=== What to do ===
Write the data out again in full, with no departure from the original.

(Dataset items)
================================

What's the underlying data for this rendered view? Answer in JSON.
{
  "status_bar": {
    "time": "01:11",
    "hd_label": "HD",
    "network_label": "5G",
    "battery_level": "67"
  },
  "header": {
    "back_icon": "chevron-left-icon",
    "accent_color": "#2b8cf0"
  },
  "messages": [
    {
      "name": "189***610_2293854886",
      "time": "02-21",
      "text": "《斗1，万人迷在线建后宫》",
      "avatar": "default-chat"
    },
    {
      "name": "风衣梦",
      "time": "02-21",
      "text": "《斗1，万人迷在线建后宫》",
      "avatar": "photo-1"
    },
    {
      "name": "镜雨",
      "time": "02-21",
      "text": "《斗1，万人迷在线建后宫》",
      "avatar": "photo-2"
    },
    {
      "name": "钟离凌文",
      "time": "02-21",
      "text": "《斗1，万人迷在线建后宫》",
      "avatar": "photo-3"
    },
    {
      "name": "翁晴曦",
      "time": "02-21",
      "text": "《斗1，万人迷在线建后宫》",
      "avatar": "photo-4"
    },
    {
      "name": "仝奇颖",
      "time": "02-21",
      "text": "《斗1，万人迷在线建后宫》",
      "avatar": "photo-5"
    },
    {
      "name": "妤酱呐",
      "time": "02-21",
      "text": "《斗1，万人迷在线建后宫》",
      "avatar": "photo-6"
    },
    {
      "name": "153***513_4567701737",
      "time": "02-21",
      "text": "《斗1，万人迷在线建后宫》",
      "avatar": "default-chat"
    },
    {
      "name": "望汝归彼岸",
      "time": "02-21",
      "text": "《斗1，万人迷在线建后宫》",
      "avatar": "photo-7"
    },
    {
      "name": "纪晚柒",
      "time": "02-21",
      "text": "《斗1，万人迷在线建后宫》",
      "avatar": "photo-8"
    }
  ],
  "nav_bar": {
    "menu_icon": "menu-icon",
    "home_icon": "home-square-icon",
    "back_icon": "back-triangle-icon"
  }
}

================================

=== Right answer ===
What's the underlying data for this rendered view? Answer in JSON.
{
  "status_bar": {
    "time": "01:11",
    "hd_label": "HD",
    "network_label": "5G",
    "battery_level": "67"
  },
  "header": {
    "back_icon": "chevron-left-icon",
    "accent_color": "#2b8cf0"
  },
  "messages": [
    {
      "name": "189***610_2293854886",
      "time": "02-21",
      "text": "《斗1，万人迷在线建后宫》",
      "avatar": "default-chat"
    },
    {
      "name": "风衣梦",
      "time": "02-21",
      "text": "《斗1，万人迷在线建后宫》",
      "avatar": "photo-1"
    },
    {
      "name": "镜雨",
      "time": "02-21",
      "text": "《斗1，万人迷在线建后宫》",
      "avatar": "photo-2"
    },
    {
      "name": "钟离凌文",
      "time": "02-21",
      "text": "《斗1，万人迷在线建后宫》",
      "avatar": "photo-3"
    },
    {
      "name": "翁晴曦",
      "time": "02-21",
      "text": "《斗1，万人迷在线建后宫》",
      "avatar": "photo-4"
    },
    {
      "name": "仝奇颖",
      "time": "02-21",
      "text": "《斗1，万人迷在线建后宫》",
      "avatar": "photo-5"
    },
    {
      "name": "妤酱呐",
      "time": "02-21",
      "text": "《斗1，万人迷在线建后宫》",
      "avatar": "photo-6"
    },
    {
      "name": "153***513_4567701737",
      "time": "02-21",
      "text": "《斗1，万人迷在线建后宫》",
      "avatar": "default-chat"
    },
    {
      "name": "望汝归彼岸",
      "time": "02-21",
      "text": "《斗1，万人迷在线建后宫》",
      "avatar": "photo-7"
    },
    {
      "name": "纪晚柒",
      "time": "02-21",
      "text": "《斗1，万人迷在线建后宫》",
      "avatar": "photo-8"
    }
  ],
  "nav_bar": {
    "menu_icon": "menu-icon",
    "home_icon": "home-square-icon",
    "back_icon": "back-triangle-icon"
  }
}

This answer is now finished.